:: Given data ::
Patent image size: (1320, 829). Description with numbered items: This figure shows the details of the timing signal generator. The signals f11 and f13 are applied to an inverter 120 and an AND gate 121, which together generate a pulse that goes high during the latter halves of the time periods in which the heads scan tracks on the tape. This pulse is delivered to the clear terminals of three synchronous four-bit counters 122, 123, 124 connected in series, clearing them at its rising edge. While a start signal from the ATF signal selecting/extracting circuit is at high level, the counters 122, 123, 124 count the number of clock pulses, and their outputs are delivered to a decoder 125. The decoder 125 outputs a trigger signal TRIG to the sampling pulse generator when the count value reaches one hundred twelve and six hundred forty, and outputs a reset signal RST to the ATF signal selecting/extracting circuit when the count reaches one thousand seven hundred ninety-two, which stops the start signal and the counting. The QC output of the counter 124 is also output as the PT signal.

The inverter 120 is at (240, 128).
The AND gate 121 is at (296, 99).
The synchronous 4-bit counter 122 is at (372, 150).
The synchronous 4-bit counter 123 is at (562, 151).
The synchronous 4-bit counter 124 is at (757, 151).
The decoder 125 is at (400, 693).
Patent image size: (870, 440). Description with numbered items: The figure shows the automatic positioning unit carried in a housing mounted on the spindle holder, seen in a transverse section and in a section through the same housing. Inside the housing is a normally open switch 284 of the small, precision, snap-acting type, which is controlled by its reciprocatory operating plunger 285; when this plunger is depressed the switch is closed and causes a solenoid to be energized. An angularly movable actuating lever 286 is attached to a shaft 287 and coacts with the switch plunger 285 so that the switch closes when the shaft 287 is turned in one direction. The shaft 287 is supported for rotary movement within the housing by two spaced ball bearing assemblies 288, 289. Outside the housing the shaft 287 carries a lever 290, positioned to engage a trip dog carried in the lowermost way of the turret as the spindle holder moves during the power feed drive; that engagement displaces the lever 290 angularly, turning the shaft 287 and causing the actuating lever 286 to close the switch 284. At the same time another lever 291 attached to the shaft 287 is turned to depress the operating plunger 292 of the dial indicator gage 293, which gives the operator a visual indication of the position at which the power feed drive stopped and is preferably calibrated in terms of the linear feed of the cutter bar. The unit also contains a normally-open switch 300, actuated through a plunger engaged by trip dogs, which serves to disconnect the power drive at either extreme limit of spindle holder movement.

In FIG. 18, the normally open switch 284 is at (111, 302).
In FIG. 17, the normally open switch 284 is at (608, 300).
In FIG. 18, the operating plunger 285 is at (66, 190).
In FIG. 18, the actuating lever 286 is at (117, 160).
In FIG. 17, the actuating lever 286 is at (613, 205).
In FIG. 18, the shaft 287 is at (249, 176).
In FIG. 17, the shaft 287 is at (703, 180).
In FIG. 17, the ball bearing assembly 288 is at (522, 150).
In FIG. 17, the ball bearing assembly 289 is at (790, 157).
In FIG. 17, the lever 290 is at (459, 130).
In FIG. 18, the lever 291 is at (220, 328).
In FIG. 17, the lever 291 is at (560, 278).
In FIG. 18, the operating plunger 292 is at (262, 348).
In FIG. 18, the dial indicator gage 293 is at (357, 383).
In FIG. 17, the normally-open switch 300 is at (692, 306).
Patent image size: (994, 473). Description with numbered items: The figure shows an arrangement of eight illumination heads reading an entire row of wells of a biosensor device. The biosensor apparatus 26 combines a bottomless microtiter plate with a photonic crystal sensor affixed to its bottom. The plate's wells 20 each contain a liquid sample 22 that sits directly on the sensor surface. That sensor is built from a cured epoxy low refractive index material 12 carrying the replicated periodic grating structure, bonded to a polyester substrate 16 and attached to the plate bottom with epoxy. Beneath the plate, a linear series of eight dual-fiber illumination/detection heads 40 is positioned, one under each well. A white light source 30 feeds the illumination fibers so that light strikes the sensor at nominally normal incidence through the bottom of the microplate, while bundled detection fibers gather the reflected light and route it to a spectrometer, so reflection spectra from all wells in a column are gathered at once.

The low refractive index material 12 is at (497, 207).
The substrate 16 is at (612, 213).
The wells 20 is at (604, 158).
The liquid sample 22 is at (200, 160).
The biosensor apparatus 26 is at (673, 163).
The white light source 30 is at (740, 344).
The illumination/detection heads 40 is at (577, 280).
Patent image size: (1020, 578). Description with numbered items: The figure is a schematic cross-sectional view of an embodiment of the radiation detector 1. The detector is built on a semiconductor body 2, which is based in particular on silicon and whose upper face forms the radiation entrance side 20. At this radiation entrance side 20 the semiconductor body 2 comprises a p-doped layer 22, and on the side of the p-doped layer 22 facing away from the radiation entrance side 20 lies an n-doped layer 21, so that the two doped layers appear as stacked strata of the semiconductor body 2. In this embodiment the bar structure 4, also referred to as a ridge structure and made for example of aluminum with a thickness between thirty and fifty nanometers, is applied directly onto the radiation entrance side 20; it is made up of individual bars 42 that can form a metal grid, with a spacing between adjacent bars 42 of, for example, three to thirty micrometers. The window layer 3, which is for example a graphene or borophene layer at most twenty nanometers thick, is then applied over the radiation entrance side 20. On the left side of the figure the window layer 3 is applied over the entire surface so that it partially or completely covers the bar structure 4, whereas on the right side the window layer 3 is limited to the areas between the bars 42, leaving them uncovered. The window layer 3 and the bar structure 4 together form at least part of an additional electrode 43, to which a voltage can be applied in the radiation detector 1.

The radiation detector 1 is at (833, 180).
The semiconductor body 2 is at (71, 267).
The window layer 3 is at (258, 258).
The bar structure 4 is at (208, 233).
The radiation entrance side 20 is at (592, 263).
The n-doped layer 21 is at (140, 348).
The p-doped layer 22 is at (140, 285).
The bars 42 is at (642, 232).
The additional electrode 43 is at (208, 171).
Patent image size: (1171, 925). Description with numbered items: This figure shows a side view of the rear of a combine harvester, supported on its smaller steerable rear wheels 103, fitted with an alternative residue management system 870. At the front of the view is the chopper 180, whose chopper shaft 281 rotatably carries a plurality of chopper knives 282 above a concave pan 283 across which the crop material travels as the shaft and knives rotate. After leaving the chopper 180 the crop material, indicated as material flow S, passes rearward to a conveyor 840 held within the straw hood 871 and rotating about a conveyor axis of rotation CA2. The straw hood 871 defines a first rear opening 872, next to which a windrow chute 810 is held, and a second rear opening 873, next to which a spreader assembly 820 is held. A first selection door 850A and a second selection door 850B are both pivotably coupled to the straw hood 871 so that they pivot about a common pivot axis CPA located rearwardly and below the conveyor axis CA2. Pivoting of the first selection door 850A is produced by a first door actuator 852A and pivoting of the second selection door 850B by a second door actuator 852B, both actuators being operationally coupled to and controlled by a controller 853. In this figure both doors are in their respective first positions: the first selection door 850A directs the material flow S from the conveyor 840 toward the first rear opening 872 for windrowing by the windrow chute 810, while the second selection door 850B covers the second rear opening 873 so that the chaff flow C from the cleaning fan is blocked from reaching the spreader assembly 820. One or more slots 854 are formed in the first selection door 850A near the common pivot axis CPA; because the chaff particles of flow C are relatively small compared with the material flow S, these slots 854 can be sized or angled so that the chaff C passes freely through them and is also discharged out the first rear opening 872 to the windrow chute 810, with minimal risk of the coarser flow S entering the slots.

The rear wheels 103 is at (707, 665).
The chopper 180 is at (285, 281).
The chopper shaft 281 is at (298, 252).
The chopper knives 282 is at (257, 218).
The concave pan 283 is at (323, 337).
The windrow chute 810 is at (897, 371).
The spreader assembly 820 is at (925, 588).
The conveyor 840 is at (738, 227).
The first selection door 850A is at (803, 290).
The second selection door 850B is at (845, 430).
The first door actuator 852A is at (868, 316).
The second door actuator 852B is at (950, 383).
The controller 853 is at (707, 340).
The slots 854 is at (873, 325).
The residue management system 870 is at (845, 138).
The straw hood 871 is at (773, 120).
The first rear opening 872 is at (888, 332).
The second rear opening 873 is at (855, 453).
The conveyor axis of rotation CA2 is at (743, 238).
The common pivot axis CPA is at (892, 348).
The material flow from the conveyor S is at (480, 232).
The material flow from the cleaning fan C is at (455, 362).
:::
Pick out every line of the material that contains the string "layer". Case counts, so a match must use the same capital and lowercase letters.

Patent image size: (1020, 578). Description with numbered items: The figure is a schematic cross-sectional view of an embodiment of the radiation detector 1. The detector is built on a semiconductor body 2, which is based in particular on silicon and whose upper face forms the radiation entrance side 20. At this radiation entrance side 20 the semiconductor body 2 comprises a p-doped layer 22, and on the side of the p-doped layer 22 facing away from the radiation entrance side 20 lies an n-doped layer 21, so that the two doped layers appear as stacked strata of the semiconductor body 2. In this embodiment the bar structure 4, also referred to as a ridge structure and made for example of aluminum with a thickness between thirty and fifty nanometers, is applied directly onto the radiation entrance side 20; it is made up of individual bars 42 that can form a metal grid, with a spacing between adjacent bars 42 of, for example, three to thirty micrometers. The window layer 3, which is for example a graphene or borophene layer at most twenty nanometers thick, is then applied over the radiation entrance side 20. On the left side of the figure the window layer 3 is applied over the entire surface so that it partially or completely covers the bar structure 4, whereas on the right side the window layer 3 is limited to the areas between the bars 42, leaving them uncovered. The window layer 3 and the bar structure 4 together form at least part of an additional electrode 43, to which a voltage can be applied in the radiation detector 1.
The window layer 3 is at (258, 258).
The n-doped layer 21 is at (140, 348).
The p-doped layer 22 is at (140, 285).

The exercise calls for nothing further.